** START OF SOURCE MATERIAL **

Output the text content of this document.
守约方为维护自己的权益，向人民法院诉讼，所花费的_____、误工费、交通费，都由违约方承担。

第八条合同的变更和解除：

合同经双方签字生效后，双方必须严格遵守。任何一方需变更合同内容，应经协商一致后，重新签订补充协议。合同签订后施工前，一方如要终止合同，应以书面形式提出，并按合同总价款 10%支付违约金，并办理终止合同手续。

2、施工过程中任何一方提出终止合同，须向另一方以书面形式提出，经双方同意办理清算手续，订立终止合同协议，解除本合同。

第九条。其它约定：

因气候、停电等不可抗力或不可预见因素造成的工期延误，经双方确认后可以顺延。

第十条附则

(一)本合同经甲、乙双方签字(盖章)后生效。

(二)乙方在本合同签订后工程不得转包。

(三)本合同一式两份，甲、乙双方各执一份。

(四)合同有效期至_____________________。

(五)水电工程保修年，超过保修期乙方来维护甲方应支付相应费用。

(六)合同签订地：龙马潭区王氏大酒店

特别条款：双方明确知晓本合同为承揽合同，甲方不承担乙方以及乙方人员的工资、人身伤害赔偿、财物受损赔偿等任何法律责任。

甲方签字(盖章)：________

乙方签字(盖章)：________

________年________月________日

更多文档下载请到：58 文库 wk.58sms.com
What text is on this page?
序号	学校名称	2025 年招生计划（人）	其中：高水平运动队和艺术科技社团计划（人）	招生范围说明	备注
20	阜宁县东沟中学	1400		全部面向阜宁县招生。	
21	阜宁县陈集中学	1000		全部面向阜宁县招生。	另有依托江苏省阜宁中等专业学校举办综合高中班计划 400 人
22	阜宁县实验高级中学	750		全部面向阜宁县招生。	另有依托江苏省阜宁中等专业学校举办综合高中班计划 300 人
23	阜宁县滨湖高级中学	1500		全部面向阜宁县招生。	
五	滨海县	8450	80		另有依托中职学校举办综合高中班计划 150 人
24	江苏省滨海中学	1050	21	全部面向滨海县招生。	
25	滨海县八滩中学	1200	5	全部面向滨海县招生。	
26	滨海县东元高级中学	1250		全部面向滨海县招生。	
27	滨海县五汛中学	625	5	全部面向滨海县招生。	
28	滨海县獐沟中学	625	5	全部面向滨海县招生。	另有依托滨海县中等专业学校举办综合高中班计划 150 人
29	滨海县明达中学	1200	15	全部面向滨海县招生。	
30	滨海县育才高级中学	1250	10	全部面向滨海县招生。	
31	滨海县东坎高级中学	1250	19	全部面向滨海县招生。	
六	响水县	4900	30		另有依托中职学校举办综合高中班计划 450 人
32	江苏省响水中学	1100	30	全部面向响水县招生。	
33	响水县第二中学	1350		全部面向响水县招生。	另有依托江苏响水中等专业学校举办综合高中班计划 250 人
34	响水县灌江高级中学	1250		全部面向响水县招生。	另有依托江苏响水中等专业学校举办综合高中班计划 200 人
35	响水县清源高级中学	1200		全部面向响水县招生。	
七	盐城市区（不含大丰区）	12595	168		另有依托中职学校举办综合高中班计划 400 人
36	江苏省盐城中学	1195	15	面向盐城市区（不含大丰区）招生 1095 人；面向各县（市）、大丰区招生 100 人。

** END OF SOURCE MATERIAL **

**EXERCISE PROMPT**: Take the entries above and transcribe them in full.

**RESULT OF THE EXERCISE**:
Output the text content of this document.
守约方为维护自己的权益，向人民法院诉讼，所花费的_____、误工费、交通费，都由违约方承担。

第八条合同的变更和解除：

合同经双方签字生效后，双方必须严格遵守。任何一方需变更合同内容，应经协商一致后，重新签订补充协议。合同签订后施工前，一方如要终止合同，应以书面形式提出，并按合同总价款 10%支付违约金，并办理终止合同手续。

2、施工过程中任何一方提出终止合同，须向另一方以书面形式提出，经双方同意办理清算手续，订立终止合同协议，解除本合同。

第九条。其它约定：

因气候、停电等不可抗力或不可预见因素造成的工期延误，经双方确认后可以顺延。

第十条附则

(一)本合同经甲、乙双方签字(盖章)后生效。

(二)乙方在本合同签订后工程不得转包。

(三)本合同一式两份，甲、乙双方各执一份。

(四)合同有效期至_____________________。

(五)水电工程保修年，超过保修期乙方来维护甲方应支付相应费用。

(六)合同签订地：龙马潭区王氏大酒店

特别条款：双方明确知晓本合同为承揽合同，甲方不承担乙方以及乙方人员的工资、人身伤害赔偿、财物受损赔偿等任何法律责任。

甲方签字(盖章)：________

乙方签字(盖章)：________

________年________月________日

更多文档下载请到：58 文库 wk.58sms.com
What text is on this page?
序号	学校名称	2025 年招生计划（人）	其中：高水平运动队和艺术科技社团计划（人）	招生范围说明	备注
20	阜宁县东沟中学	1400		全部面向阜宁县招生。	
21	阜宁县陈集中学	1000		全部面向阜宁县招生。	另有依托江苏省阜宁中等专业学校举办综合高中班计划 400 人
22	阜宁县实验高级中学	750		全部面向阜宁县招生。	另有依托江苏省阜宁中等专业学校举办综合高中班计划 300 人
23	阜宁县滨湖高级中学	1500		全部面向阜宁县招生。	
五	滨海县	8450	80		另有依托中职学校举办综合高中班计划 150 人
24	江苏省滨海中学	1050	21	全部面向滨海县招生。	
25	滨海县八滩中学	1200	5	全部面向滨海县招生。	
26	滨海县东元高级中学	1250		全部面向滨海县招生。	
27	滨海县五汛中学	625	5	全部面向滨海县招生。	
28	滨海县獐沟中学	625	5	全部面向滨海县招生。	另有依托滨海县中等专业学校举办综合高中班计划 150 人
29	滨海县明达中学	1200	15	全部面向滨海县招生。	
30	滨海县育才高级中学	1250	10	全部面向滨海县招生。	
31	滨海县东坎高级中学	1250	19	全部面向滨海县招生。	
六	响水县	4900	30		另有依托中职学校举办综合高中班计划 450 人
32	江苏省响水中学	1100	30	全部面向响水县招生。	
33	响水县第二中学	1350		全部面向响水县招生。	另有依托江苏响水中等专业学校举办综合高中班计划 250 人
34	响水县灌江高级中学	1250		全部面向响水县招生。	另有依托江苏响水中等专业学校举办综合高中班计划 200 人
35	响水县清源高级中学	1200		全部面向响水县招生。	
七	盐城市区（不含大丰区）	12595	168		另有依托中职学校举办综合高中班计划 400 人
36	江苏省盐城中学	1195	15	面向盐城市区（不含大丰区）招生 1095 人；面向各县（市）、大丰区招生 100 人。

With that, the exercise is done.